═════ Belge alıntısı
Çok yakında bir çift; salonda koltukta yan yana oturup Metaverse gözlüklerini takıp, bir TV ekranına ihtiyaç duymadan ayrı ayrı film/dizi seyredebilecek. Ya da eşlerden biri taktığı gözlükle/lensle arkadaşlarıyla Miami’de bir partiye katılırken, diğeri de kendi arkadaşlarıyla mesela kağıt oynayabilecek. Yani kısacası herkes kendi dünyasını istediği zaman istediği yerde yaratabilecek. Bunu ilk kez duyunca, ‘Ne güzel, o zaman kimse boşanmaz!’ diyebilirsiniz siz de benim gibi. Ama tam da aynı sebepten dolayı belki de kimse evlenmez! Şurası kesin: Metaverse dünyası getirdiği zamandan-mekandan bağımsız sonsuz fırsatlarla, bambaşka bir dünyanın kapısını açıyor bizlere.
Sanal evrenler
Metaverse ‘gerçeğe yakın sanal dünya’ diye çevriliyor. Anlamı özetle şu: Bu dünyadaki gerçeklikten azade gerçeklikler, dijital evrenler yaratılması. Her Metaverse kendi içinde bir evren aslında. Bir Metaverse’ün içinde ise hem bu dünyaya ait olan bildiğimiz ‘şeylerin’ yansımaları olabilir. Hem de bu dünyada var olmayan, aklınıza gelmeyen birçok yeni ‘şey’ yani ‘meta’ var olabilir. 3 boyutlu resimler ya da üretilen avatarlar (karakterler) gibi… Bugüne kadar kendimiz hariç, aslında her şeyin bir dijital yansıması veya karşılığı vardı. Şimdi Metaverse ile kendimizin de yansımaları, yani oluşturduğumuz avatarlar olacak.
══════════
Alıştırma.
Metaverse konulu metinde "Çok yakında bir" ifadesinden "kapısını açıyor bizlere." ifadesine kadar uzanan bölümü, "kağıt" yerine "satranç" koyarak yeniden yazın. Aşağıdaki satırlar başka bir kaynaktan alınmıştır.
═════ Veri kayıtları
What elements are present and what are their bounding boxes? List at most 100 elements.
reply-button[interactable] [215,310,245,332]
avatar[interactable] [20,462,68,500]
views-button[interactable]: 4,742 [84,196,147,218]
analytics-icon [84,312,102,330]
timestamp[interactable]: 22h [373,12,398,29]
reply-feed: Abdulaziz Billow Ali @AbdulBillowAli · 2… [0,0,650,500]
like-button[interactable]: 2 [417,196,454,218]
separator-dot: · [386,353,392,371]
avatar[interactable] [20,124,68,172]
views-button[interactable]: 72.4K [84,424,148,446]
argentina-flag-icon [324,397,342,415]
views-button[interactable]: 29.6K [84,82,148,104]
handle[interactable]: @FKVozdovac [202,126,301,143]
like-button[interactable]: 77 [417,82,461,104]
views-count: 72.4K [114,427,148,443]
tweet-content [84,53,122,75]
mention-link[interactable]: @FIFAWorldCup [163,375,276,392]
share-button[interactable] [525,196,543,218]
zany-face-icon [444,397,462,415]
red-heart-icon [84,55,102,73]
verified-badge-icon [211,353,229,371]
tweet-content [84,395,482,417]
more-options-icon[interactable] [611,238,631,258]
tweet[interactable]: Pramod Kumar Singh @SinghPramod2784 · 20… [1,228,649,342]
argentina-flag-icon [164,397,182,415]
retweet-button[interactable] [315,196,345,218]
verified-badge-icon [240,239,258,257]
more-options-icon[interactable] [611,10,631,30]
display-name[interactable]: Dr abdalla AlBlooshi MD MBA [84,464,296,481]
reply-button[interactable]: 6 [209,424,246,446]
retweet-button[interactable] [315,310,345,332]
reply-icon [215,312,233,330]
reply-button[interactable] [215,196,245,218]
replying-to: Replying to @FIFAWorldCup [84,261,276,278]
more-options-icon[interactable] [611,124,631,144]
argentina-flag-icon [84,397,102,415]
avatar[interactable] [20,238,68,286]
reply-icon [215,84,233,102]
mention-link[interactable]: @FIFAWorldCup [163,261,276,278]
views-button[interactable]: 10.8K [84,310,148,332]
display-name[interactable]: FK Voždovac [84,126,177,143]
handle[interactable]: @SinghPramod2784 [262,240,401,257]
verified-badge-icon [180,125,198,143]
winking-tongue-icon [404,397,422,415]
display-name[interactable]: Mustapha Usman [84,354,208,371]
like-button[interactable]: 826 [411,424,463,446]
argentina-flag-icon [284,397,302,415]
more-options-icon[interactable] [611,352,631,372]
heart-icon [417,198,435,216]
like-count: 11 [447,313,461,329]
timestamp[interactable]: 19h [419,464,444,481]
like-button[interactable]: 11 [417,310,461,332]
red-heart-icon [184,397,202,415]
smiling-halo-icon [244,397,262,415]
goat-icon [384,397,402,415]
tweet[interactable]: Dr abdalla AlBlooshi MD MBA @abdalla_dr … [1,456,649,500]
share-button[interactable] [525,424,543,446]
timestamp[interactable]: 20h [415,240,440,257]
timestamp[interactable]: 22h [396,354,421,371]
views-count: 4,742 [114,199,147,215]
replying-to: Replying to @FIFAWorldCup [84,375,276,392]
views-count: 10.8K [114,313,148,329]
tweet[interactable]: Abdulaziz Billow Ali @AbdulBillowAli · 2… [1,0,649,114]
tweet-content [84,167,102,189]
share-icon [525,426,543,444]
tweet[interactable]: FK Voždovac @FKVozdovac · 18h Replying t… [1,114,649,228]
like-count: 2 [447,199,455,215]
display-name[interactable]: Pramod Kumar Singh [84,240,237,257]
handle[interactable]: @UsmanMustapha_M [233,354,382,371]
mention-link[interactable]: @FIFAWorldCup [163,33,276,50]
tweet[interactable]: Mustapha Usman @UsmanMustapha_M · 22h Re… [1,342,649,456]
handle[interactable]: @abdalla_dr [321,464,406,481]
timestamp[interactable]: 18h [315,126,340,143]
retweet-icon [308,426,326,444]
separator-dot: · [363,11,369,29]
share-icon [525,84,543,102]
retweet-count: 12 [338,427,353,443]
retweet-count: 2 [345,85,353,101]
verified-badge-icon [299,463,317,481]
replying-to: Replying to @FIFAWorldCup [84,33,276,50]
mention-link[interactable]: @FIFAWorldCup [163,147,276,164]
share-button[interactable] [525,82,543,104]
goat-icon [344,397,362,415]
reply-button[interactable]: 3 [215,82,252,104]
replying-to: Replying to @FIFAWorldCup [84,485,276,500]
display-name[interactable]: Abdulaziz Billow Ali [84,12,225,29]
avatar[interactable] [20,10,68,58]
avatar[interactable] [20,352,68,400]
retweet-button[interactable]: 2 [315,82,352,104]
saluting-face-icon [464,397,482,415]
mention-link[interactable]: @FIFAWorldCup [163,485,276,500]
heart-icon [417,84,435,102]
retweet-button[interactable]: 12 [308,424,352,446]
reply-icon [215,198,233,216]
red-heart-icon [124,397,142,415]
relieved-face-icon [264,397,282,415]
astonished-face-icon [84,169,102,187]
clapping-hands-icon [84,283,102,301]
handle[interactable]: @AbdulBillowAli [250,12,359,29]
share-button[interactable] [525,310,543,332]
══════════
Görevin sonucu.
Çok yakında bir çift; salonda koltukta yan yana oturup Metaverse gözlüklerini takıp, bir TV ekranına ihtiyaç duymadan ayrı ayrı film/dizi seyredebilecek. Ya da eşlerden biri taktığı gözlükle/lensle arkadaşlarıyla Miami’de bir partiye katılırken, diğeri de kendi arkadaşlarıyla mesela satranç oynayabilecek. Yani kısacası herkes kendi dünyasını istediği zaman istediği yerde yaratabilecek. Bunu ilk kez duyunca, ‘Ne güzel, o zaman kimse boşanmaz!’ diyebilirsiniz siz de benim gibi. Ama tam da aynı sebepten dolayı belki de kimse evlenmez! Şurası kesin: Metaverse dünyası getirdiği zamandan-mekandan bağımsız sonsuz fırsatlarla, bambaşka bir dünyanın kapısını açıyor bizlere.